• DIRECTIVE: Omit all images, then return the remaining material exactly as it stands.

Stored entries

====================

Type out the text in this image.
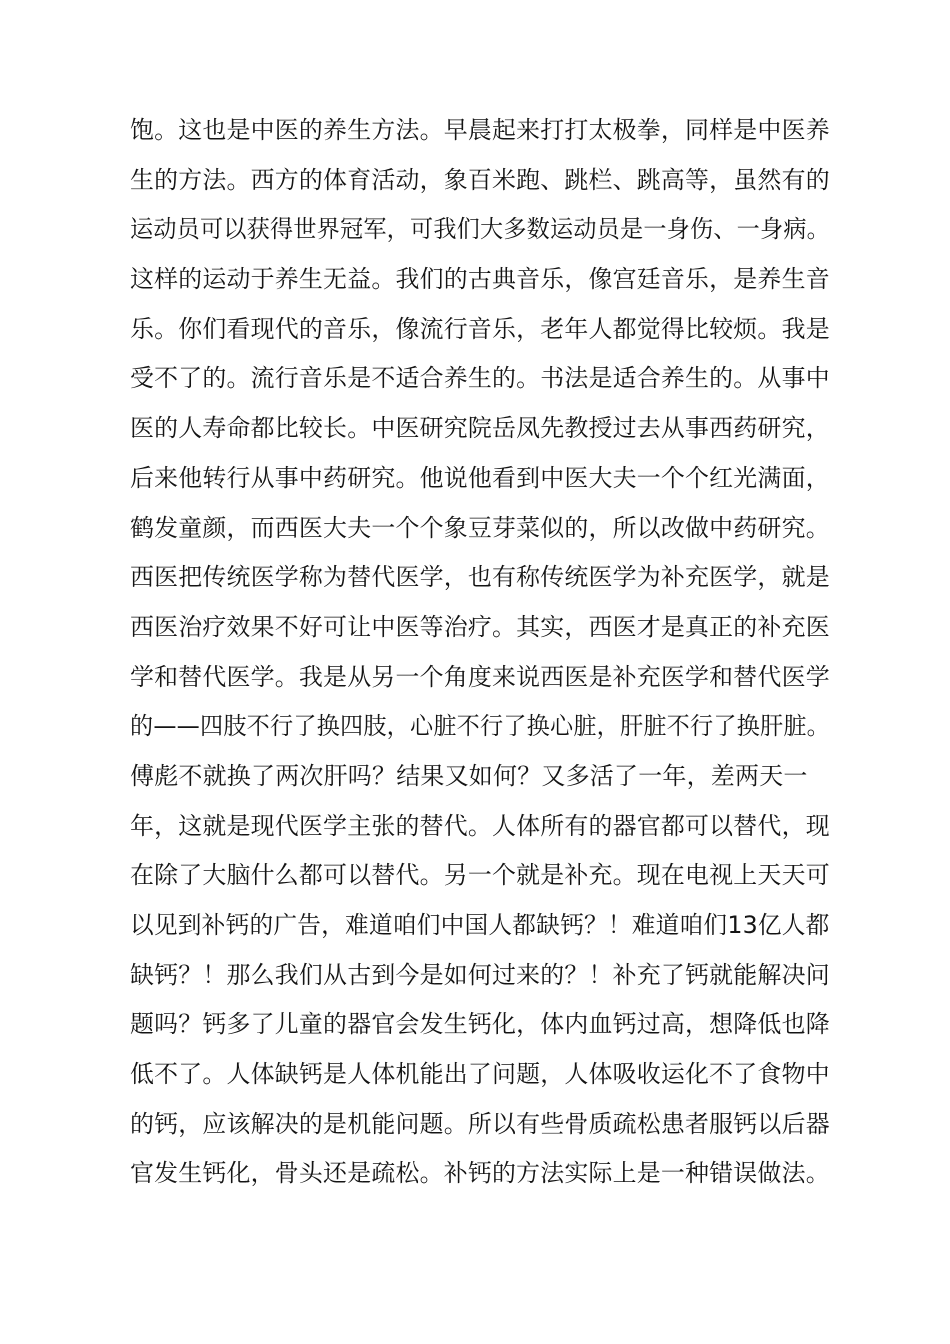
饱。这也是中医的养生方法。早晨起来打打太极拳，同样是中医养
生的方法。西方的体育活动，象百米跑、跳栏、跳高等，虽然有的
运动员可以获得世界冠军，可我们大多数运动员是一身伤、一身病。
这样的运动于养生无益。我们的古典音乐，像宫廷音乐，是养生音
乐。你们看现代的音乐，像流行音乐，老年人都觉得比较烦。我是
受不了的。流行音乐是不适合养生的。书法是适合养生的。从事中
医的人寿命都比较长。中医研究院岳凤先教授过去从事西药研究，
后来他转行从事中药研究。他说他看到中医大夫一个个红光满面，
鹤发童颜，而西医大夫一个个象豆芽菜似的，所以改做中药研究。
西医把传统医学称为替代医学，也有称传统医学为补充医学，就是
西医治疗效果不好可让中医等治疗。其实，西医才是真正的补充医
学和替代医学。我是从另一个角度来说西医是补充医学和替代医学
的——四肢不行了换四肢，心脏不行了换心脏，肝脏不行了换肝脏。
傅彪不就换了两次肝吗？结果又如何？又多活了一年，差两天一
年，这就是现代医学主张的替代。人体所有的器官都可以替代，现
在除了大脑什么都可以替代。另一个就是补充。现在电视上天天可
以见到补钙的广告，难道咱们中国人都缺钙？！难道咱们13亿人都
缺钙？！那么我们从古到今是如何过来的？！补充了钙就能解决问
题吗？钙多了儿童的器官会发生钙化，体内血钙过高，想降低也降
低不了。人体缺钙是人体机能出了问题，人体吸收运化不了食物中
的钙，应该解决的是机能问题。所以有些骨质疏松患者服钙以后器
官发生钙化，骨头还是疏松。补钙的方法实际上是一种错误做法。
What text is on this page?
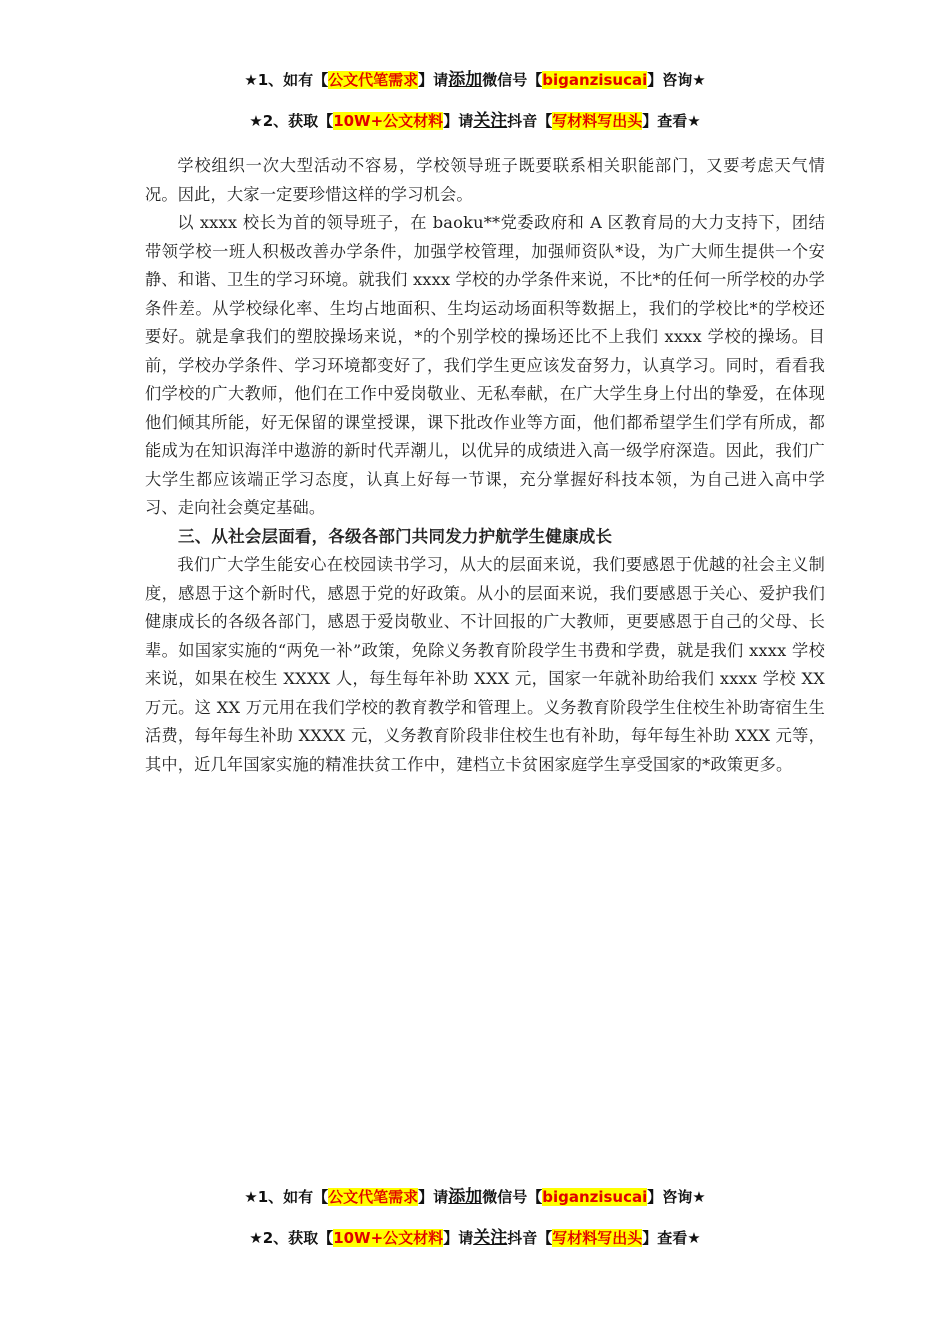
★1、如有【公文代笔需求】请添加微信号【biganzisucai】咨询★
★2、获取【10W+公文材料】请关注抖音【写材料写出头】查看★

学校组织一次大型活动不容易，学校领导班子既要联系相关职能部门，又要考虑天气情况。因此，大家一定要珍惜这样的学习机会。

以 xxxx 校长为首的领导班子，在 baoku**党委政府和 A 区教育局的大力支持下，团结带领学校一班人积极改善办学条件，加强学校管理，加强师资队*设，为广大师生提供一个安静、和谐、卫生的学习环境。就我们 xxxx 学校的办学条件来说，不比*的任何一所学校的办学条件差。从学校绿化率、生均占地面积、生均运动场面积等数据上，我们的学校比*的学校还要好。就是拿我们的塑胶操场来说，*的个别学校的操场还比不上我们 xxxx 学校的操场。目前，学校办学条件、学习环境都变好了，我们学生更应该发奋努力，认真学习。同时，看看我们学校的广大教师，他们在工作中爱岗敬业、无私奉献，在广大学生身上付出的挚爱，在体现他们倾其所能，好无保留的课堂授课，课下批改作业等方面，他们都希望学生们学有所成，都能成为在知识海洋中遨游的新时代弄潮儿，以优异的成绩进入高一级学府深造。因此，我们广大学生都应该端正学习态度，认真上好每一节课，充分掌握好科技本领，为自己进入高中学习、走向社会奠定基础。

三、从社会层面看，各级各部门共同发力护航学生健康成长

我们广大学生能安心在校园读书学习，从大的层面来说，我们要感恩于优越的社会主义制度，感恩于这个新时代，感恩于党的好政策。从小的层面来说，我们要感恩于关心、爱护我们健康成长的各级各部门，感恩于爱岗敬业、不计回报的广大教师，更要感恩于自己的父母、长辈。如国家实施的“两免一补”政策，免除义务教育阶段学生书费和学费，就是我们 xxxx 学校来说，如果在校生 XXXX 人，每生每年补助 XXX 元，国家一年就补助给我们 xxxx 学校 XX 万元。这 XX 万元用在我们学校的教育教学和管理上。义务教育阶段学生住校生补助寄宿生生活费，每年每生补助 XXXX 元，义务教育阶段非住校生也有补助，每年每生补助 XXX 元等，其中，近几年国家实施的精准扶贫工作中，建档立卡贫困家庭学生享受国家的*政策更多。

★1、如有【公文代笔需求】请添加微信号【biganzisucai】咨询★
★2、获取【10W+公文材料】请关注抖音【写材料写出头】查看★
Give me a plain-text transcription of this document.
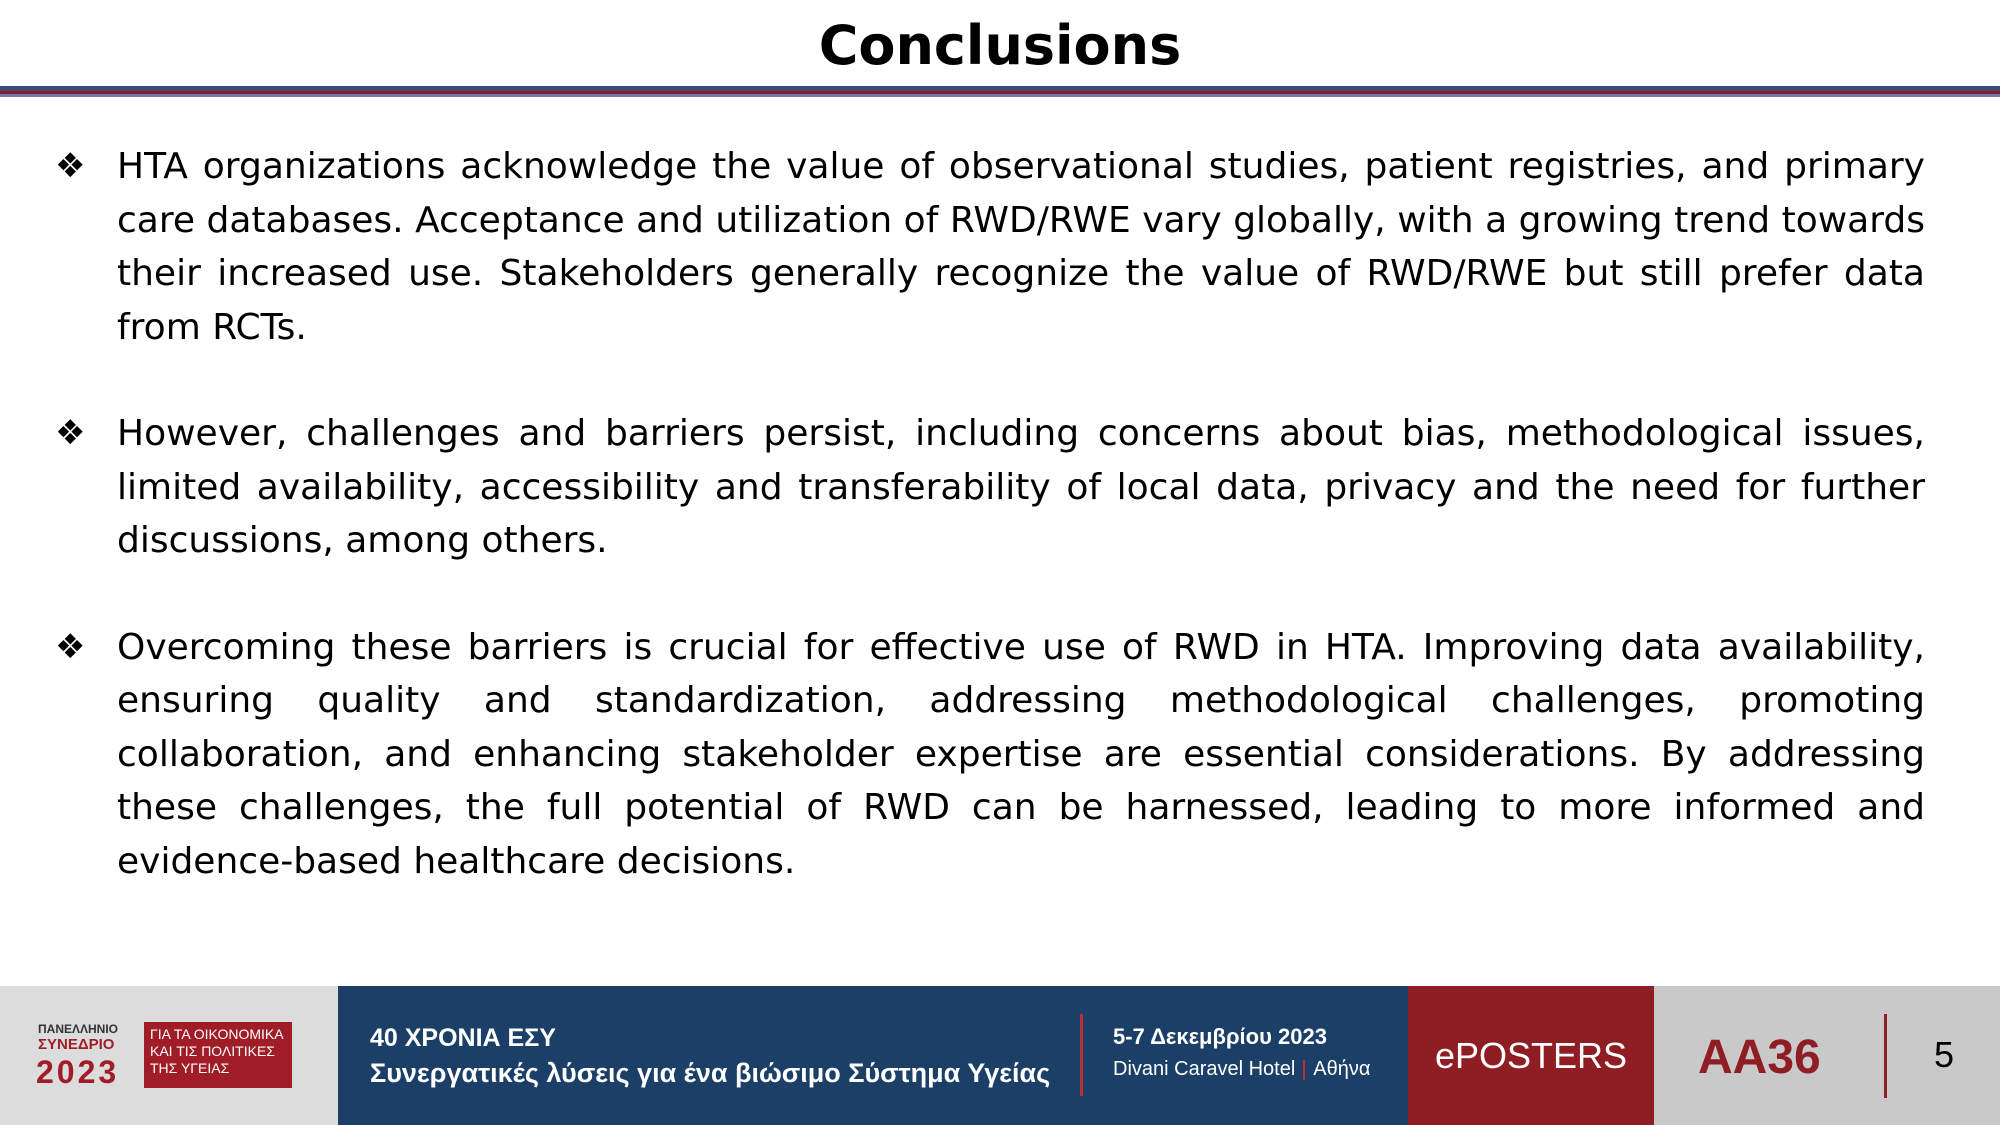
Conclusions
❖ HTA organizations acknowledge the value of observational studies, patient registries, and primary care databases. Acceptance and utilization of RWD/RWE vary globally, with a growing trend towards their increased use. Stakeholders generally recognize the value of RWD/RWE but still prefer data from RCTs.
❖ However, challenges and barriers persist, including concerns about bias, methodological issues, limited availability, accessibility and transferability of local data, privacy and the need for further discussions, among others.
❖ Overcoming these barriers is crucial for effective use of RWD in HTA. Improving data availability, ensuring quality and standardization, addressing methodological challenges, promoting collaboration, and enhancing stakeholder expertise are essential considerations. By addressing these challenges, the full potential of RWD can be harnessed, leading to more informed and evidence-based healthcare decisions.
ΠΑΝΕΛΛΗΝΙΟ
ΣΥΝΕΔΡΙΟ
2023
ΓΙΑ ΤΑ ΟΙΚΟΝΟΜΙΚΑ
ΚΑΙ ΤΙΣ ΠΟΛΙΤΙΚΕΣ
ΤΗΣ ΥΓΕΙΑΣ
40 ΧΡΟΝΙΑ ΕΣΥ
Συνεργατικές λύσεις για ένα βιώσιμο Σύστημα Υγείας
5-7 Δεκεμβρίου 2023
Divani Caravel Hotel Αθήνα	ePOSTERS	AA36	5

====================

• SOLUTION TO THE EXERCISE:
Type out the text in this image.
饱。这也是中医的养生方法。早晨起来打打太极拳，同样是中医养
生的方法。西方的体育活动，象百米跑、跳栏、跳高等，虽然有的
运动员可以获得世界冠军，可我们大多数运动员是一身伤、一身病。
这样的运动于养生无益。我们的古典音乐，像宫廷音乐，是养生音
乐。你们看现代的音乐，像流行音乐，老年人都觉得比较烦。我是
受不了的。流行音乐是不适合养生的。书法是适合养生的。从事中
医的人寿命都比较长。中医研究院岳凤先教授过去从事西药研究，
后来他转行从事中药研究。他说他看到中医大夫一个个红光满面，
鹤发童颜，而西医大夫一个个象豆芽菜似的，所以改做中药研究。
西医把传统医学称为替代医学，也有称传统医学为补充医学，就是
西医治疗效果不好可让中医等治疗。其实，西医才是真正的补充医
学和替代医学。我是从另一个角度来说西医是补充医学和替代医学
的——四肢不行了换四肢，心脏不行了换心脏，肝脏不行了换肝脏。
傅彪不就换了两次肝吗？结果又如何？又多活了一年，差两天一
年，这就是现代医学主张的替代。人体所有的器官都可以替代，现
在除了大脑什么都可以替代。另一个就是补充。现在电视上天天可
以见到补钙的广告，难道咱们中国人都缺钙？！难道咱们13亿人都
缺钙？！那么我们从古到今是如何过来的？！补充了钙就能解决问
题吗？钙多了儿童的器官会发生钙化，体内血钙过高，想降低也降
低不了。人体缺钙是人体机能出了问题，人体吸收运化不了食物中
的钙，应该解决的是机能问题。所以有些骨质疏松患者服钙以后器
官发生钙化，骨头还是疏松。补钙的方法实际上是一种错误做法。
What text is on this page?
★1、如有【公文代笔需求】请添加微信号【biganzisucai】咨询★
★2、获取【10W+公文材料】请关注抖音【写材料写出头】查看★

学校组织一次大型活动不容易，学校领导班子既要联系相关职能部门，又要考虑天气情况。因此，大家一定要珍惜这样的学习机会。

以 xxxx 校长为首的领导班子，在 baoku**党委政府和 A 区教育局的大力支持下，团结带领学校一班人积极改善办学条件，加强学校管理，加强师资队*设，为广大师生提供一个安静、和谐、卫生的学习环境。就我们 xxxx 学校的办学条件来说，不比*的任何一所学校的办学条件差。从学校绿化率、生均占地面积、生均运动场面积等数据上，我们的学校比*的学校还要好。就是拿我们的塑胶操场来说，*的个别学校的操场还比不上我们 xxxx 学校的操场。目前，学校办学条件、学习环境都变好了，我们学生更应该发奋努力，认真学习。同时，看看我们学校的广大教师，他们在工作中爱岗敬业、无私奉献，在广大学生身上付出的挚爱，在体现他们倾其所能，好无保留的课堂授课，课下批改作业等方面，他们都希望学生们学有所成，都能成为在知识海洋中遨游的新时代弄潮儿，以优异的成绩进入高一级学府深造。因此，我们广大学生都应该端正学习态度，认真上好每一节课，充分掌握好科技本领，为自己进入高中学习、走向社会奠定基础。

三、从社会层面看，各级各部门共同发力护航学生健康成长

我们广大学生能安心在校园读书学习，从大的层面来说，我们要感恩于优越的社会主义制度，感恩于这个新时代，感恩于党的好政策。从小的层面来说，我们要感恩于关心、爱护我们健康成长的各级各部门，感恩于爱岗敬业、不计回报的广大教师，更要感恩于自己的父母、长辈。如国家实施的“两免一补”政策，免除义务教育阶段学生书费和学费，就是我们 xxxx 学校来说，如果在校生 XXXX 人，每生每年补助 XXX 元，国家一年就补助给我们 xxxx 学校 XX 万元。这 XX 万元用在我们学校的教育教学和管理上。义务教育阶段学生住校生补助寄宿生生活费，每年每生补助 XXXX 元，义务教育阶段非住校生也有补助，每年每生补助 XXX 元等，其中，近几年国家实施的精准扶贫工作中，建档立卡贫困家庭学生享受国家的*政策更多。

★1、如有【公文代笔需求】请添加微信号【biganzisucai】咨询★
★2、获取【10W+公文材料】请关注抖音【写材料写出头】查看★
Give me a plain-text transcription of this document.
Conclusions
❖ HTA organizations acknowledge the value of observational studies, patient registries, and primary care databases. Acceptance and utilization of RWD/RWE vary globally, with a growing trend towards their increased use. Stakeholders generally recognize the value of RWD/RWE but still prefer data from RCTs.
❖ However, challenges and barriers persist, including concerns about bias, methodological issues, limited availability, accessibility and transferability of local data, privacy and the need for further discussions, among others.
❖ Overcoming these barriers is crucial for effective use of RWD in HTA. Improving data availability, ensuring quality and standardization, addressing methodological challenges, promoting collaboration, and enhancing stakeholder expertise are essential considerations. By addressing these challenges, the full potential of RWD can be harnessed, leading to more informed and evidence-based healthcare decisions.
ΠΑΝΕΛΛΗΝΙΟ
ΣΥΝΕΔΡΙΟ
2023
ΓΙΑ ΤΑ ΟΙΚΟΝΟΜΙΚΑ
ΚΑΙ ΤΙΣ ΠΟΛΙΤΙΚΕΣ
ΤΗΣ ΥΓΕΙΑΣ
40 ΧΡΟΝΙΑ ΕΣΥ
Συνεργατικές λύσεις για ένα βιώσιμο Σύστημα Υγείας
5-7 Δεκεμβρίου 2023
Divani Caravel Hotel Αθήνα	ePOSTERS	AA36	5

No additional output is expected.